* _WHAT TO DO_
Check each line of the records below for the word "Ontario" and copy those where it appears.

Page transcription records:
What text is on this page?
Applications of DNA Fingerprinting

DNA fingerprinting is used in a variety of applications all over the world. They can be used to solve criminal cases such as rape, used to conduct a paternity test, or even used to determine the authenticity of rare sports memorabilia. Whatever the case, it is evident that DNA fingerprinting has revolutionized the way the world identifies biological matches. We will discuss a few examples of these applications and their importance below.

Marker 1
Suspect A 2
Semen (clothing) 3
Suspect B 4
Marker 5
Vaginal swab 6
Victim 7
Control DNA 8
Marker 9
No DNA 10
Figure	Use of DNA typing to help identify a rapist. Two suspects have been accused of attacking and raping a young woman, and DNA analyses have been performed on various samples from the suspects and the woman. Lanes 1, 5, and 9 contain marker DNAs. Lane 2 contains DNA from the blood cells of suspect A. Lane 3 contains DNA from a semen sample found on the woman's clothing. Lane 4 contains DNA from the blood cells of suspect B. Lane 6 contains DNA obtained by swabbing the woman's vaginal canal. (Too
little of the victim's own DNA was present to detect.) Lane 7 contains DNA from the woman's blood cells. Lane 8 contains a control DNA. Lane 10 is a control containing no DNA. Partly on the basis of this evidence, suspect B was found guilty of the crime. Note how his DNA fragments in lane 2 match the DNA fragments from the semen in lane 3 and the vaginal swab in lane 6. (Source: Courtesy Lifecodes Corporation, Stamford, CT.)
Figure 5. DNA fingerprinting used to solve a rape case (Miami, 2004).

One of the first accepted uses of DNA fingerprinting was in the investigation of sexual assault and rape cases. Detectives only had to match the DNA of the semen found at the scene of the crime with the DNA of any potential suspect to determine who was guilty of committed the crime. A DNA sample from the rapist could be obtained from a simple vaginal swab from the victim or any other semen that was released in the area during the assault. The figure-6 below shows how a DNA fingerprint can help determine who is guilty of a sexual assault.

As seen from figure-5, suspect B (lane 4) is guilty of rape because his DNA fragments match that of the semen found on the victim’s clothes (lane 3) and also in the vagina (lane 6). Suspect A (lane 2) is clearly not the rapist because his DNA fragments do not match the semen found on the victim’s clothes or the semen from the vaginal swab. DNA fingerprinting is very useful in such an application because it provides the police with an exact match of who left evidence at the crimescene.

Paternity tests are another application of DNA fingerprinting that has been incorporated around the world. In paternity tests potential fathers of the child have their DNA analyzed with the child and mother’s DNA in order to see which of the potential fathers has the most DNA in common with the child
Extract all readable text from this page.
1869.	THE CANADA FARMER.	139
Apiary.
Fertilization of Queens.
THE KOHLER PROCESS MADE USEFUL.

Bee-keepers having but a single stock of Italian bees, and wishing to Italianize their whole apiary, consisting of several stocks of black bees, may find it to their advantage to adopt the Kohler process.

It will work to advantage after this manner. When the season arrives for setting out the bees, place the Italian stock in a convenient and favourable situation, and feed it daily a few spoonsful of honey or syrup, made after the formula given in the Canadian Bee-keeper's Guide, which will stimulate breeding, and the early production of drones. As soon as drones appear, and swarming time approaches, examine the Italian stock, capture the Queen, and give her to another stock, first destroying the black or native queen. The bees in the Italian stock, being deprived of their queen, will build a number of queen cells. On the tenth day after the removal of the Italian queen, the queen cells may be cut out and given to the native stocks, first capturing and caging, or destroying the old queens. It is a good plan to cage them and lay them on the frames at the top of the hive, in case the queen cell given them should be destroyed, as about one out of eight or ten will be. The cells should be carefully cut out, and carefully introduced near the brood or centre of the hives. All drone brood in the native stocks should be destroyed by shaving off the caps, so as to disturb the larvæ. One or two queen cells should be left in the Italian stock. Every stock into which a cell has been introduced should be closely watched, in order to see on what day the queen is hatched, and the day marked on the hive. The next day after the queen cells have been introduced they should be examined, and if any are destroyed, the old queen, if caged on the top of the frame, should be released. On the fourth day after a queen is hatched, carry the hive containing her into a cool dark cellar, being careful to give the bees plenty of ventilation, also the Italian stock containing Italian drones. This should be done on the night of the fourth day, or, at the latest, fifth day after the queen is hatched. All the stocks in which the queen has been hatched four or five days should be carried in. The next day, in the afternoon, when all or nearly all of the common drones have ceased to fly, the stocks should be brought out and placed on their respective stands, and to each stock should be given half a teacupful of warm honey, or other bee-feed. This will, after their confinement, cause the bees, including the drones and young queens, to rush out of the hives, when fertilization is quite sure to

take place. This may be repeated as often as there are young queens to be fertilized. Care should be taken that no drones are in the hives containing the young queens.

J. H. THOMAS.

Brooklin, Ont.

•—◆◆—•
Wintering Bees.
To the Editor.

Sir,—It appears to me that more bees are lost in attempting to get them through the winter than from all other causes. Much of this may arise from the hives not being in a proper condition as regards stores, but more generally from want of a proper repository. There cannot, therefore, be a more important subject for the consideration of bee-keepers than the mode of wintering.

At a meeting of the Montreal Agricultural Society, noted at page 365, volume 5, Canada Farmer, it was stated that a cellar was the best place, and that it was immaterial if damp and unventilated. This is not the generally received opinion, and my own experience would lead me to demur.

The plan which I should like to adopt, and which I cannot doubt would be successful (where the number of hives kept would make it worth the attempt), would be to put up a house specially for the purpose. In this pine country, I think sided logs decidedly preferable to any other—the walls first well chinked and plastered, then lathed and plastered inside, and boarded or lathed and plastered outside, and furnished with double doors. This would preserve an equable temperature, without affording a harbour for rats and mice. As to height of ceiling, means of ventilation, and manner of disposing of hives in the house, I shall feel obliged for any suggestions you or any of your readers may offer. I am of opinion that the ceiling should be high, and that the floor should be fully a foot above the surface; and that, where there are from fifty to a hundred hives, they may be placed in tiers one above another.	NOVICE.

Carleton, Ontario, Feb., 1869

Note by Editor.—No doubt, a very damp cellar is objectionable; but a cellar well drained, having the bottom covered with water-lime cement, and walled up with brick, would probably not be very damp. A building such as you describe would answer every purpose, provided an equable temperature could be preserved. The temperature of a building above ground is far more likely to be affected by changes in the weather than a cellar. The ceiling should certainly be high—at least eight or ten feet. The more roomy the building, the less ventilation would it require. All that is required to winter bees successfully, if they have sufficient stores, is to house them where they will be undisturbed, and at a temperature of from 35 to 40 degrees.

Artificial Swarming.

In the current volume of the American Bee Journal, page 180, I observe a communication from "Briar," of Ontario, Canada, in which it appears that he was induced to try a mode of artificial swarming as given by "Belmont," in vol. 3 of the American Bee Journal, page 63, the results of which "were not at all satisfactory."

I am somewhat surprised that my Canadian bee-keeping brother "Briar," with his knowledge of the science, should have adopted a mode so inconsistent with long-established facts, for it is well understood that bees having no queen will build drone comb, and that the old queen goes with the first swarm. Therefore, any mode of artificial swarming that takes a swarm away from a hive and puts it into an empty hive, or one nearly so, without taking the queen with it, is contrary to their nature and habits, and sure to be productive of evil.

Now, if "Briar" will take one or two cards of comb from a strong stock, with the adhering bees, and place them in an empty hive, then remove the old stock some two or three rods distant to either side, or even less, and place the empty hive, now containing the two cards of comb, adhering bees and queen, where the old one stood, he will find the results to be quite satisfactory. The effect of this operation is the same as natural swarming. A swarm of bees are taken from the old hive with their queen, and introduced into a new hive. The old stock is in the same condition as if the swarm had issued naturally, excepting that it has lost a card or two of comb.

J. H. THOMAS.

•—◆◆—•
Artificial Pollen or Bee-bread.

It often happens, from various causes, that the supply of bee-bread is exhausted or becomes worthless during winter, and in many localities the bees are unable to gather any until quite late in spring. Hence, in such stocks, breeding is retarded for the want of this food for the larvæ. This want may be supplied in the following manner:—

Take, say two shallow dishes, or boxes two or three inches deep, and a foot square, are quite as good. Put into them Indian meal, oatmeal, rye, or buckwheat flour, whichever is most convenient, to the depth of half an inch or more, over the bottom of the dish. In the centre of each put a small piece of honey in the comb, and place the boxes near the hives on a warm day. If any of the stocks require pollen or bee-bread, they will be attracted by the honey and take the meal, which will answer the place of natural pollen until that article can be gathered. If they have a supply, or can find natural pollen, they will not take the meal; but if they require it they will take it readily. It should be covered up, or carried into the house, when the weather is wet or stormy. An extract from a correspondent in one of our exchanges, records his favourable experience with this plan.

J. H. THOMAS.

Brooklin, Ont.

* _ANSWER TO THIS PROBLEM_
Carleton, Ontario, Feb., 1869
In the current volume of the American Bee Journal, page 180, I observe a communication from "Briar," of Ontario, Canada, in which it appears that he was induced to try a mode of artificial swarming as given by "Belmont," in vol. 3 of the American Bee Journal, page 63, the results of which "were not at all satisfactory."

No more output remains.